> [What the task asks] Write the number of lines holding the word "houses", and nothing else.

═════ Supplied material

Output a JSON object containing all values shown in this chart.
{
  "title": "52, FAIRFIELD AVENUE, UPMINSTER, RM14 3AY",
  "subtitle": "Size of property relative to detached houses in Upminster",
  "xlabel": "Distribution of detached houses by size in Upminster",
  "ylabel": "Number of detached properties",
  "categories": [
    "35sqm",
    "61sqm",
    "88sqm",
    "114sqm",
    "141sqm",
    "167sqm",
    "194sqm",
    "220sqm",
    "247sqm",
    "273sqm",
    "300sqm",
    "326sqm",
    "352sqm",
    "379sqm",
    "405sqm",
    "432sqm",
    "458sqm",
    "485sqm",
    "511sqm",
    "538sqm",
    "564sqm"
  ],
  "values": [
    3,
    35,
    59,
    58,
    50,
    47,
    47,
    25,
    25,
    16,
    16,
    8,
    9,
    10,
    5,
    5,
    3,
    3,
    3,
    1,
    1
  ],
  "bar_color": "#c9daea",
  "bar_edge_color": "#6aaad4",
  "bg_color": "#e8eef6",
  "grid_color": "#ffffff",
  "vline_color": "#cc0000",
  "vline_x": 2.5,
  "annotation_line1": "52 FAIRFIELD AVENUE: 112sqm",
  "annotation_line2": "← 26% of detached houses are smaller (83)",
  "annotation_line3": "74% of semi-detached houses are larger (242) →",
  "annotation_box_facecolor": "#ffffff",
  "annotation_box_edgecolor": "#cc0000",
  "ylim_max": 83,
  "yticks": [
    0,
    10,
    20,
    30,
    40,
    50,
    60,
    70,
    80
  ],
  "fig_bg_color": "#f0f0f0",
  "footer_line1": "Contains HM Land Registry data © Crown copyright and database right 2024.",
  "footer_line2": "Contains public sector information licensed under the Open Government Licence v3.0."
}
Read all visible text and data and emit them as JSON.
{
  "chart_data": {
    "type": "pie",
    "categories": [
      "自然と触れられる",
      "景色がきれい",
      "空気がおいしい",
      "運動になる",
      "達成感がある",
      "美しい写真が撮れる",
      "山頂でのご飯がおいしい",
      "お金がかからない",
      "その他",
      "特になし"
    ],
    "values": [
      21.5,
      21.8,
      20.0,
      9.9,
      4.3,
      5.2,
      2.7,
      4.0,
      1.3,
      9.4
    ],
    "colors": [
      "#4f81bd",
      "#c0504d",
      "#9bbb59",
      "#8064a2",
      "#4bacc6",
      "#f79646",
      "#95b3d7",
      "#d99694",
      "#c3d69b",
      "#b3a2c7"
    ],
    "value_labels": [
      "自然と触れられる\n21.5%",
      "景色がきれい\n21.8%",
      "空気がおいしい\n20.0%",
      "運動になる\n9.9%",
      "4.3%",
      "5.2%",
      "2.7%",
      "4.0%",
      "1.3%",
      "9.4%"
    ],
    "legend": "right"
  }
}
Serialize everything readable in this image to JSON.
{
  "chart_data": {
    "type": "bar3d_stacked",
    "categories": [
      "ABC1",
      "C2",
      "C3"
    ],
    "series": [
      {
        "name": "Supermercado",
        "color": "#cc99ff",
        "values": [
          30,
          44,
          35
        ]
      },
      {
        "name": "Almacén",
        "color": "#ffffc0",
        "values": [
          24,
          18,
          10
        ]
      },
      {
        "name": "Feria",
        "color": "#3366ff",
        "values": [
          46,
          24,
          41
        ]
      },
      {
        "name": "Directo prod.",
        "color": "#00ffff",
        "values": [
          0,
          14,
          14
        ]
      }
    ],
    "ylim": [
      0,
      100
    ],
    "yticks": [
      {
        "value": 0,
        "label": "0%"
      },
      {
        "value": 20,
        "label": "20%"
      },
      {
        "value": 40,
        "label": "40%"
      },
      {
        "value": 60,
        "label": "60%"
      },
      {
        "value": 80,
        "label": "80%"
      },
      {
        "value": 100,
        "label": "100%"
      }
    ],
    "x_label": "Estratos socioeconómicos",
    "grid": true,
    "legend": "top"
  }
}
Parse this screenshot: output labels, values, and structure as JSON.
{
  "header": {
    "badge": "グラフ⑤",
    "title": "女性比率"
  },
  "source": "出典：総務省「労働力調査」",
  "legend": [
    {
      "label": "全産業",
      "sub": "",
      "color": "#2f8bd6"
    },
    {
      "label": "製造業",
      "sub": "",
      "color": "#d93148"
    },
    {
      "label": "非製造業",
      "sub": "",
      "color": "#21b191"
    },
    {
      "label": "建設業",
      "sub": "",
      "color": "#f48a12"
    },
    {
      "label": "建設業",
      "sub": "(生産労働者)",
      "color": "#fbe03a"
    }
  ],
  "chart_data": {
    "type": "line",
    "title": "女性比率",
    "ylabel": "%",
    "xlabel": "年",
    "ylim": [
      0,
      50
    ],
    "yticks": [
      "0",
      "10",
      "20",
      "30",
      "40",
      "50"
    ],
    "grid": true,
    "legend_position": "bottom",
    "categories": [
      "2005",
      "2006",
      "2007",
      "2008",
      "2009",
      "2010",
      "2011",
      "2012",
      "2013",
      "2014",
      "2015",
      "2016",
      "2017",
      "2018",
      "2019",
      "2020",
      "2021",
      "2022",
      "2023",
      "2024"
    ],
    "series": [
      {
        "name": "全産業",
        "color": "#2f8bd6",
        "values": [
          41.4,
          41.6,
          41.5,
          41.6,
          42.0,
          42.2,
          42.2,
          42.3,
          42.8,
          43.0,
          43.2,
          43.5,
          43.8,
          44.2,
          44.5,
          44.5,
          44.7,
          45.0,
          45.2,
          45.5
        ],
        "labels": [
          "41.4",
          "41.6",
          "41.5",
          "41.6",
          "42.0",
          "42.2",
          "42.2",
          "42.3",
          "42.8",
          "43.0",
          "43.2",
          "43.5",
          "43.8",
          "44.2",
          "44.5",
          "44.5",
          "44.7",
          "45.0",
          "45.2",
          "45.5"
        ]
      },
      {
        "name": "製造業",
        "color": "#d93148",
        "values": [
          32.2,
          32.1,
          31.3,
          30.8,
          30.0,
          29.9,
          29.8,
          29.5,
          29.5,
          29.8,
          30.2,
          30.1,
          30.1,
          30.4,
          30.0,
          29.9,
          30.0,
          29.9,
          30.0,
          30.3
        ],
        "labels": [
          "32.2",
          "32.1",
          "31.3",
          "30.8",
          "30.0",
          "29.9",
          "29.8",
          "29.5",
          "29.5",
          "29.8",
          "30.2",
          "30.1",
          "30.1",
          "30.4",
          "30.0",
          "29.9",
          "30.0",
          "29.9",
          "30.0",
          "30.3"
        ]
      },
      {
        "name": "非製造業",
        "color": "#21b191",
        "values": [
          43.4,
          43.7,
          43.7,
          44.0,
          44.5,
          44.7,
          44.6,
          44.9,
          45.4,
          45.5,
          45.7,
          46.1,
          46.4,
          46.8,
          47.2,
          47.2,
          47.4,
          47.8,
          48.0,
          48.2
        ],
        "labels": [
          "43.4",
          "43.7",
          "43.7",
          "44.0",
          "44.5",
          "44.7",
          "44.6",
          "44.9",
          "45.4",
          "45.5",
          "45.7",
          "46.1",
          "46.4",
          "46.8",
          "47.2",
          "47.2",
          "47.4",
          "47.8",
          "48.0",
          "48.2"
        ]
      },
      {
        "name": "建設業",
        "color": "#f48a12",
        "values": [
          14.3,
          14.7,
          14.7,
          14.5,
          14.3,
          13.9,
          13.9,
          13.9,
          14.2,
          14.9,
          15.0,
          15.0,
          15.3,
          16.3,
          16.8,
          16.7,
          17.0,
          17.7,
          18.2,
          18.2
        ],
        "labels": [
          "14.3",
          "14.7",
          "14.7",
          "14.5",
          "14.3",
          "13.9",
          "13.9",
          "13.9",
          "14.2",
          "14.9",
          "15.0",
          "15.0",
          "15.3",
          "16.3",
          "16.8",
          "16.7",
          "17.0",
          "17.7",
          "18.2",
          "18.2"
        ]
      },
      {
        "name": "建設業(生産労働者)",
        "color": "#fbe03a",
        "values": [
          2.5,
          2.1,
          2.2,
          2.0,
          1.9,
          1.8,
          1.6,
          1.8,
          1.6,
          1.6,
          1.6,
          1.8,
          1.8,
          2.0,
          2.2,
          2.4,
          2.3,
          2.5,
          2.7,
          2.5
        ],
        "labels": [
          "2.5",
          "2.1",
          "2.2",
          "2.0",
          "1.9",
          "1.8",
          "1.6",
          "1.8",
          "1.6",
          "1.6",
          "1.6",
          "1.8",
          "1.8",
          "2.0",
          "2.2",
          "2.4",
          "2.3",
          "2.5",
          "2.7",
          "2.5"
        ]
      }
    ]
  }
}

══════════

> [Answer to the exercise] 4